[GIVEN PROBLEM]
From the entries below, copy every line that holds the word "name".
[Start of SUPPLIED MATERIAL]
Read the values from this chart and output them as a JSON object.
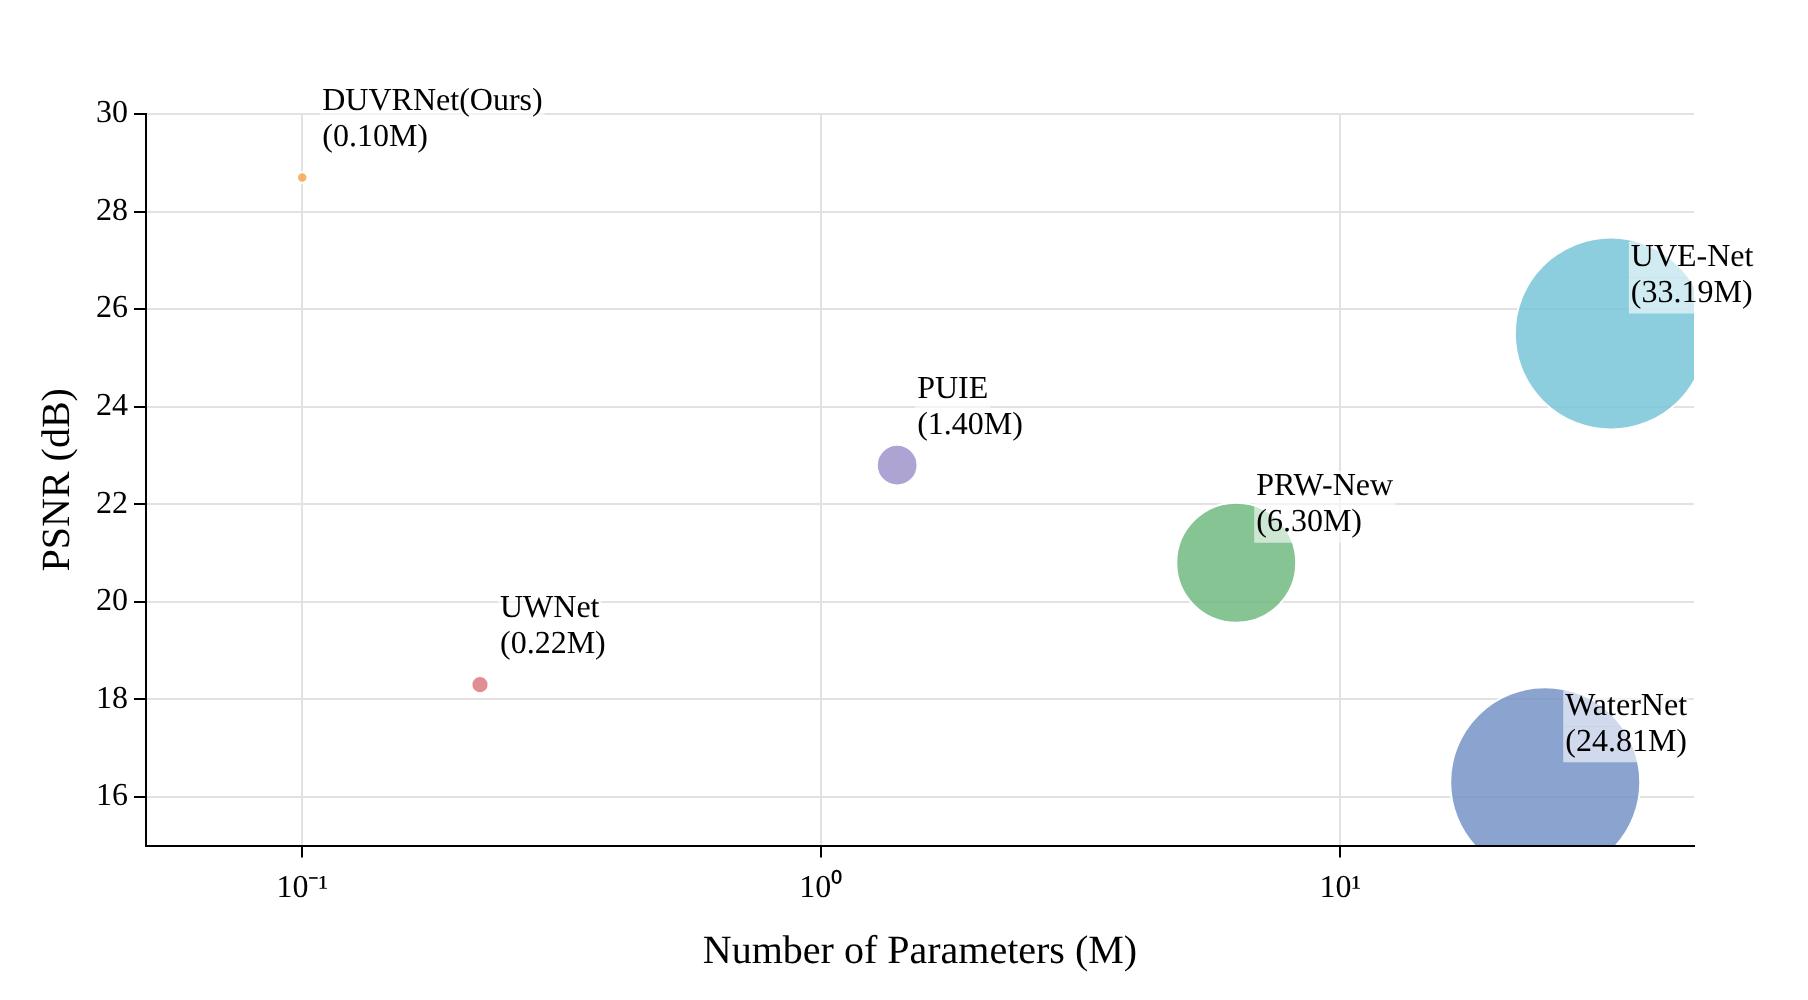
{
  "chart_data": {
    "type": "bubble",
    "xlabel": "Number of Parameters (M)",
    "ylabel": "PSNR (dB)",
    "log": "x",
    "xlim": [
      0.05,
      48
    ],
    "ylim": [
      15,
      30
    ],
    "xticks": [
      {
        "value": 0.1,
        "label": "10⁻¹"
      },
      {
        "value": 1,
        "label": "10⁰"
      },
      {
        "value": 10,
        "label": "10¹"
      }
    ],
    "yticks": [
      16,
      18,
      20,
      22,
      24,
      26,
      28,
      30
    ],
    "grid": true,
    "legend": false,
    "series": [
      {
        "name": "DUVRNet(Ours)",
        "color": "#f5a04a",
        "x": [
          0.1
        ],
        "values": [
          28.7
        ],
        "sizes": [
          0.003
        ]
      },
      {
        "name": "UWNet",
        "color": "#d9737a",
        "x": [
          0.22
        ],
        "values": [
          18.3
        ],
        "sizes": [
          0.008
        ]
      },
      {
        "name": "PUIE",
        "color": "#9b8fc9",
        "x": [
          1.4
        ],
        "values": [
          22.8
        ],
        "sizes": [
          0.045
        ]
      },
      {
        "name": "PRW-New",
        "color": "#6bb77b",
        "x": [
          6.3
        ],
        "values": [
          20.8
        ],
        "sizes": [
          0.39
        ]
      },
      {
        "name": "UVE-Net",
        "color": "#72c2d6",
        "x": [
          33.19
        ],
        "values": [
          25.5
        ],
        "sizes": [
          1
        ]
      },
      {
        "name": "WaterNet",
        "color": "#6f8fc4",
        "x": [
          24.81
        ],
        "values": [
          16.3
        ],
        "sizes": [
          0.98
        ]
      }
    ],
    "annotations": [
      {
        "text": "(0.10M)",
        "x": 0.1,
        "y": 28.7
      },
      {
        "text": "(0.22M)",
        "x": 0.22,
        "y": 18.3
      },
      {
        "text": "(1.40M)",
        "x": 1.4,
        "y": 22.8
      },
      {
        "text": "(6.30M)",
        "x": 6.3,
        "y": 20.8
      },
      {
        "text": "(33.19M)",
        "x": 33.19,
        "y": 25.5
      },
      {
        "text": "(24.81M)",
        "x": 24.81,
        "y": 16.3
      }
    ]
  }
}
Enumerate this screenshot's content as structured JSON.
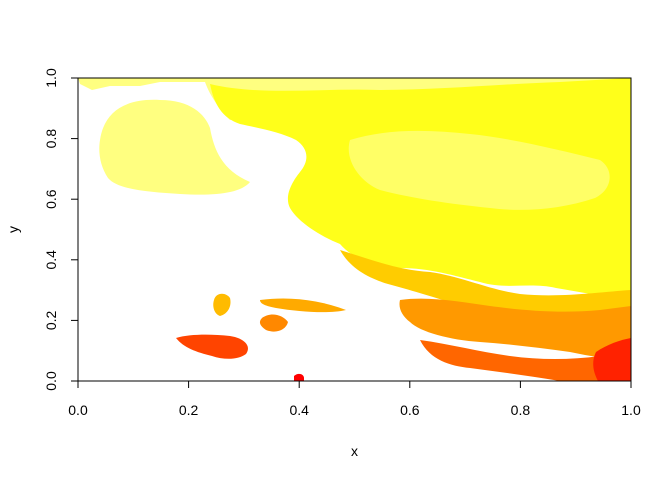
{
  "chart_data": {
    "type": "heatmap",
    "title": "",
    "xlabel": "x",
    "ylabel": "y",
    "xlim": [
      0,
      1
    ],
    "ylim": [
      0,
      1
    ],
    "x_ticks": [
      "0.0",
      "0.2",
      "0.4",
      "0.6",
      "0.8",
      "1.0"
    ],
    "y_ticks": [
      "0.0",
      "0.2",
      "0.4",
      "0.6",
      "0.8",
      "1.0"
    ],
    "palette": "heat.colors",
    "colors": [
      "#ff0000",
      "#ff3300",
      "#ff6600",
      "#ff9900",
      "#ffcc00",
      "#ffff00",
      "#ffff80"
    ],
    "grid": false,
    "legend": "none"
  }
}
[End of SUPPLIED MATERIAL]
[WRITTEN REPLY]
        "name": "DUVRNet(Ours)",
        "name": "UWNet",
        "name": "PUIE",
        "name": "PRW-New",
        "name": "UVE-Net",
        "name": "WaterNet",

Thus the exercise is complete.